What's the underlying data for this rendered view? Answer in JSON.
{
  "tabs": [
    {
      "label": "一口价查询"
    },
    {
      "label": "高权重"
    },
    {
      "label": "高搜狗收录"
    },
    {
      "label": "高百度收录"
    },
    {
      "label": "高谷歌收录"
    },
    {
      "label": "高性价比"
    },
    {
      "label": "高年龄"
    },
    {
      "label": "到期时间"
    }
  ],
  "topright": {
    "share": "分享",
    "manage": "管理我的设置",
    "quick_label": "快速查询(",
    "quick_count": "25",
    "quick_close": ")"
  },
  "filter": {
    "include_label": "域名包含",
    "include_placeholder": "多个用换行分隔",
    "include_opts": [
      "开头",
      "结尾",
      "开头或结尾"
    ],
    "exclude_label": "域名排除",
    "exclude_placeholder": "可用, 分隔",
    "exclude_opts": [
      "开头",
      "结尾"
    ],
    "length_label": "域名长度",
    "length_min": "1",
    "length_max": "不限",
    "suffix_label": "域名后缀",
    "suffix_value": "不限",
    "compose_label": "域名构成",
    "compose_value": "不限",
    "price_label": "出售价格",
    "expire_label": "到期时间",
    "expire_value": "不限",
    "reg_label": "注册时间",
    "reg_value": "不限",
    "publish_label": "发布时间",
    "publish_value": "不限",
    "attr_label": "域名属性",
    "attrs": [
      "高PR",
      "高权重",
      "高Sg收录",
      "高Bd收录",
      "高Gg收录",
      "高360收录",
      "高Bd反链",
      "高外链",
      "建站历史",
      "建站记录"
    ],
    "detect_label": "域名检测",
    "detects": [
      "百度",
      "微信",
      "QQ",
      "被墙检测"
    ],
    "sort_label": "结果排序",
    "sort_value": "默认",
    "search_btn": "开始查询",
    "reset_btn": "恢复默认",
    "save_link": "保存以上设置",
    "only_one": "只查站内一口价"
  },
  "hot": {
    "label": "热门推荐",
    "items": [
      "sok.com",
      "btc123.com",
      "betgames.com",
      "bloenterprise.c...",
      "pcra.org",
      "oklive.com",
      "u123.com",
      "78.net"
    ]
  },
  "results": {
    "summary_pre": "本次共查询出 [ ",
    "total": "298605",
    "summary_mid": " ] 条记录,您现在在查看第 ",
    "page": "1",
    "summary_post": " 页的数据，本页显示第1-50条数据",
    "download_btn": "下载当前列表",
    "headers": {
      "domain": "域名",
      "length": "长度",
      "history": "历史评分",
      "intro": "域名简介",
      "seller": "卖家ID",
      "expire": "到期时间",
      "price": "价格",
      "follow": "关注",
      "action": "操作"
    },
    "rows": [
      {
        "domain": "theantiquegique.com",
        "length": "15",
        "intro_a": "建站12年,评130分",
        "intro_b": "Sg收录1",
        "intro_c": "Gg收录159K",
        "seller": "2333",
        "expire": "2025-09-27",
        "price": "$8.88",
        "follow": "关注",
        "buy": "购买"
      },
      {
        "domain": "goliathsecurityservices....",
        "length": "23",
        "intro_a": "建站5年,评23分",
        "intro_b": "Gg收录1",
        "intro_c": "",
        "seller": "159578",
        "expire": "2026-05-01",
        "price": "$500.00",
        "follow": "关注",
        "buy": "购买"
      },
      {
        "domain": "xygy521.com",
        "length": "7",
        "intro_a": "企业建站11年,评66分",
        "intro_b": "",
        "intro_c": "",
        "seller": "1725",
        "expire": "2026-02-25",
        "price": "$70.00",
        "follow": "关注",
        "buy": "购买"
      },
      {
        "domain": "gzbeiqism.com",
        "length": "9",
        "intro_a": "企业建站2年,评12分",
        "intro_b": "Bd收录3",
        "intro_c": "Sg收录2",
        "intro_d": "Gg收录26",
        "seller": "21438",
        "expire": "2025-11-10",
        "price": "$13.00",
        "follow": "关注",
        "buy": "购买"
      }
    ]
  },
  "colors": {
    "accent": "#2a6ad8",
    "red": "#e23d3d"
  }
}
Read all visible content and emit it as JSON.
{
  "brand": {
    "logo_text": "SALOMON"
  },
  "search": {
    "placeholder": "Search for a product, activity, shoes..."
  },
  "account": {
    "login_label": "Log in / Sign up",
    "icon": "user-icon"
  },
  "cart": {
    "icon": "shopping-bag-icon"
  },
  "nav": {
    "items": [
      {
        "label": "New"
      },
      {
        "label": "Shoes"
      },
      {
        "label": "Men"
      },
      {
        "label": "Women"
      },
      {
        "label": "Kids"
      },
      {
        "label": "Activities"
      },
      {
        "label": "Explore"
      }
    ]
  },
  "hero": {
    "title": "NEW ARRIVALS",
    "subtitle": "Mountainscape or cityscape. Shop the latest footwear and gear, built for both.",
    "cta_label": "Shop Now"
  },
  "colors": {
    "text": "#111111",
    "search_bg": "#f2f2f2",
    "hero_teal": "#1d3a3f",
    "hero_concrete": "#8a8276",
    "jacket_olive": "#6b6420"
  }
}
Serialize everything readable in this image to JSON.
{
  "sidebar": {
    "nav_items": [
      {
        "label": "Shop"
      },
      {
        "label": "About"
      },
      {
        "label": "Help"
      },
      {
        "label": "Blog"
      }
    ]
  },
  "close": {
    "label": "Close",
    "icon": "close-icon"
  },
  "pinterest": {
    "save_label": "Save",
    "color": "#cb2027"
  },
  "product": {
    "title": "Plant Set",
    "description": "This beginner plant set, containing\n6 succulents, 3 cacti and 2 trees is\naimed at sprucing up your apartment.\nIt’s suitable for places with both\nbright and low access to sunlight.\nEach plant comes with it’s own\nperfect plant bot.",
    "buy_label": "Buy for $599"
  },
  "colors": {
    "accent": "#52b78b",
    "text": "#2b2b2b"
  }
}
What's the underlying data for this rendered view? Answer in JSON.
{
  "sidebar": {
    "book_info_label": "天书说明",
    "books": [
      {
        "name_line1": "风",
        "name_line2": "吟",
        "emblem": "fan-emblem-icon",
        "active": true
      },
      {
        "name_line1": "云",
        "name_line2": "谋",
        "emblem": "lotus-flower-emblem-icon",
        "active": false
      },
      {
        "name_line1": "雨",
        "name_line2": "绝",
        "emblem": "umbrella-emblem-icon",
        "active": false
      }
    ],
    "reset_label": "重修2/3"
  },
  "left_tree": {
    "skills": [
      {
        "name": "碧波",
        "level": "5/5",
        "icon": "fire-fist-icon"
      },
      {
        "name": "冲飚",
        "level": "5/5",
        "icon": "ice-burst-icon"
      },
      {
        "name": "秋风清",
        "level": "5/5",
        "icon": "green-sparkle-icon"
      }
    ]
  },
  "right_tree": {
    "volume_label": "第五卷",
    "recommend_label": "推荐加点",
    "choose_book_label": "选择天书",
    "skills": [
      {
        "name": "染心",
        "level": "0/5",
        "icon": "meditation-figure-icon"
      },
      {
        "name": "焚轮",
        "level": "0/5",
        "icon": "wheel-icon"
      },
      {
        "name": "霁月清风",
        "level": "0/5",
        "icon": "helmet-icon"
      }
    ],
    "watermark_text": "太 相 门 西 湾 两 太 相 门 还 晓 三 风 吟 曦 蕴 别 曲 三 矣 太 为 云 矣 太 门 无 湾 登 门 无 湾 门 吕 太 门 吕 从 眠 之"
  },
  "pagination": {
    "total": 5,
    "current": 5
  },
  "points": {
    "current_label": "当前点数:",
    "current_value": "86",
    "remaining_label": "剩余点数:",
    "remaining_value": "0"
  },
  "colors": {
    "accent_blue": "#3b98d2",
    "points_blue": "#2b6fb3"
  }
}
++++++++++++++++++++
> _Task directions_: Retype the listing. Match it exactly.

> _Answer in full_:
What's the underlying data for this rendered view? Answer in JSON.
{
  "tabs": [
    {
      "label": "一口价查询"
    },
    {
      "label": "高权重"
    },
    {
      "label": "高搜狗收录"
    },
    {
      "label": "高百度收录"
    },
    {
      "label": "高谷歌收录"
    },
    {
      "label": "高性价比"
    },
    {
      "label": "高年龄"
    },
    {
      "label": "到期时间"
    }
  ],
  "topright": {
    "share": "分享",
    "manage": "管理我的设置",
    "quick_label": "快速查询(",
    "quick_count": "25",
    "quick_close": ")"
  },
  "filter": {
    "include_label": "域名包含",
    "include_placeholder": "多个用换行分隔",
    "include_opts": [
      "开头",
      "结尾",
      "开头或结尾"
    ],
    "exclude_label": "域名排除",
    "exclude_placeholder": "可用, 分隔",
    "exclude_opts": [
      "开头",
      "结尾"
    ],
    "length_label": "域名长度",
    "length_min": "1",
    "length_max": "不限",
    "suffix_label": "域名后缀",
    "suffix_value": "不限",
    "compose_label": "域名构成",
    "compose_value": "不限",
    "price_label": "出售价格",
    "expire_label": "到期时间",
    "expire_value": "不限",
    "reg_label": "注册时间",
    "reg_value": "不限",
    "publish_label": "发布时间",
    "publish_value": "不限",
    "attr_label": "域名属性",
    "attrs": [
      "高PR",
      "高权重",
      "高Sg收录",
      "高Bd收录",
      "高Gg收录",
      "高360收录",
      "高Bd反链",
      "高外链",
      "建站历史",
      "建站记录"
    ],
    "detect_label": "域名检测",
    "detects": [
      "百度",
      "微信",
      "QQ",
      "被墙检测"
    ],
    "sort_label": "结果排序",
    "sort_value": "默认",
    "search_btn": "开始查询",
    "reset_btn": "恢复默认",
    "save_link": "保存以上设置",
    "only_one": "只查站内一口价"
  },
  "hot": {
    "label": "热门推荐",
    "items": [
      "sok.com",
      "btc123.com",
      "betgames.com",
      "bloenterprise.c...",
      "pcra.org",
      "oklive.com",
      "u123.com",
      "78.net"
    ]
  },
  "results": {
    "summary_pre": "本次共查询出 [ ",
    "total": "298605",
    "summary_mid": " ] 条记录,您现在在查看第 ",
    "page": "1",
    "summary_post": " 页的数据，本页显示第1-50条数据",
    "download_btn": "下载当前列表",
    "headers": {
      "domain": "域名",
      "length": "长度",
      "history": "历史评分",
      "intro": "域名简介",
      "seller": "卖家ID",
      "expire": "到期时间",
      "price": "价格",
      "follow": "关注",
      "action": "操作"
    },
    "rows": [
      {
        "domain": "theantiquegique.com",
        "length": "15",
        "intro_a": "建站12年,评130分",
        "intro_b": "Sg收录1",
        "intro_c": "Gg收录159K",
        "seller": "2333",
        "expire": "2025-09-27",
        "price": "$8.88",
        "follow": "关注",
        "buy": "购买"
      },
      {
        "domain": "goliathsecurityservices....",
        "length": "23",
        "intro_a": "建站5年,评23分",
        "intro_b": "Gg收录1",
        "intro_c": "",
        "seller": "159578",
        "expire": "2026-05-01",
        "price": "$500.00",
        "follow": "关注",
        "buy": "购买"
      },
      {
        "domain": "xygy521.com",
        "length": "7",
        "intro_a": "企业建站11年,评66分",
        "intro_b": "",
        "intro_c": "",
        "seller": "1725",
        "expire": "2026-02-25",
        "price": "$70.00",
        "follow": "关注",
        "buy": "购买"
      },
      {
        "domain": "gzbeiqism.com",
        "length": "9",
        "intro_a": "企业建站2年,评12分",
        "intro_b": "Bd收录3",
        "intro_c": "Sg收录2",
        "intro_d": "Gg收录26",
        "seller": "21438",
        "expire": "2025-11-10",
        "price": "$13.00",
        "follow": "关注",
        "buy": "购买"
      }
    ]
  },
  "colors": {
    "accent": "#2a6ad8",
    "red": "#e23d3d"
  }
}
Read all visible content and emit it as JSON.
{
  "brand": {
    "logo_text": "SALOMON"
  },
  "search": {
    "placeholder": "Search for a product, activity, shoes..."
  },
  "account": {
    "login_label": "Log in / Sign up",
    "icon": "user-icon"
  },
  "cart": {
    "icon": "shopping-bag-icon"
  },
  "nav": {
    "items": [
      {
        "label": "New"
      },
      {
        "label": "Shoes"
      },
      {
        "label": "Men"
      },
      {
        "label": "Women"
      },
      {
        "label": "Kids"
      },
      {
        "label": "Activities"
      },
      {
        "label": "Explore"
      }
    ]
  },
  "hero": {
    "title": "NEW ARRIVALS",
    "subtitle": "Mountainscape or cityscape. Shop the latest footwear and gear, built for both.",
    "cta_label": "Shop Now"
  },
  "colors": {
    "text": "#111111",
    "search_bg": "#f2f2f2",
    "hero_teal": "#1d3a3f",
    "hero_concrete": "#8a8276",
    "jacket_olive": "#6b6420"
  }
}
Serialize everything readable in this image to JSON.
{
  "sidebar": {
    "nav_items": [
      {
        "label": "Shop"
      },
      {
        "label": "About"
      },
      {
        "label": "Help"
      },
      {
        "label": "Blog"
      }
    ]
  },
  "close": {
    "label": "Close",
    "icon": "close-icon"
  },
  "pinterest": {
    "save_label": "Save",
    "color": "#cb2027"
  },
  "product": {
    "title": "Plant Set",
    "description": "This beginner plant set, containing\n6 succulents, 3 cacti and 2 trees is\naimed at sprucing up your apartment.\nIt’s suitable for places with both\nbright and low access to sunlight.\nEach plant comes with it’s own\nperfect plant bot.",
    "buy_label": "Buy for $599"
  },
  "colors": {
    "accent": "#52b78b",
    "text": "#2b2b2b"
  }
}
What's the underlying data for this rendered view? Answer in JSON.
{
  "sidebar": {
    "book_info_label": "天书说明",
    "books": [
      {
        "name_line1": "风",
        "name_line2": "吟",
        "emblem": "fan-emblem-icon",
        "active": true
      },
      {
        "name_line1": "云",
        "name_line2": "谋",
        "emblem": "lotus-flower-emblem-icon",
        "active": false
      },
      {
        "name_line1": "雨",
        "name_line2": "绝",
        "emblem": "umbrella-emblem-icon",
        "active": false
      }
    ],
    "reset_label": "重修2/3"
  },
  "left_tree": {
    "skills": [
      {
        "name": "碧波",
        "level": "5/5",
        "icon": "fire-fist-icon"
      },
      {
        "name": "冲飚",
        "level": "5/5",
        "icon": "ice-burst-icon"
      },
      {
        "name": "秋风清",
        "level": "5/5",
        "icon": "green-sparkle-icon"
      }
    ]
  },
  "right_tree": {
    "volume_label": "第五卷",
    "recommend_label": "推荐加点",
    "choose_book_label": "选择天书",
    "skills": [
      {
        "name": "染心",
        "level": "0/5",
        "icon": "meditation-figure-icon"
      },
      {
        "name": "焚轮",
        "level": "0/5",
        "icon": "wheel-icon"
      },
      {
        "name": "霁月清风",
        "level": "0/5",
        "icon": "helmet-icon"
      }
    ],
    "watermark_text": "太 相 门 西 湾 两 太 相 门 还 晓 三 风 吟 曦 蕴 别 曲 三 矣 太 为 云 矣 太 门 无 湾 登 门 无 湾 门 吕 太 门 吕 从 眠 之"
  },
  "pagination": {
    "total": 5,
    "current": 5
  },
  "points": {
    "current_label": "当前点数:",
    "current_value": "86",
    "remaining_label": "剩余点数:",
    "remaining_value": "0"
  },
  "colors": {
    "accent_blue": "#3b98d2",
    "points_blue": "#2b6fb3"
  }
}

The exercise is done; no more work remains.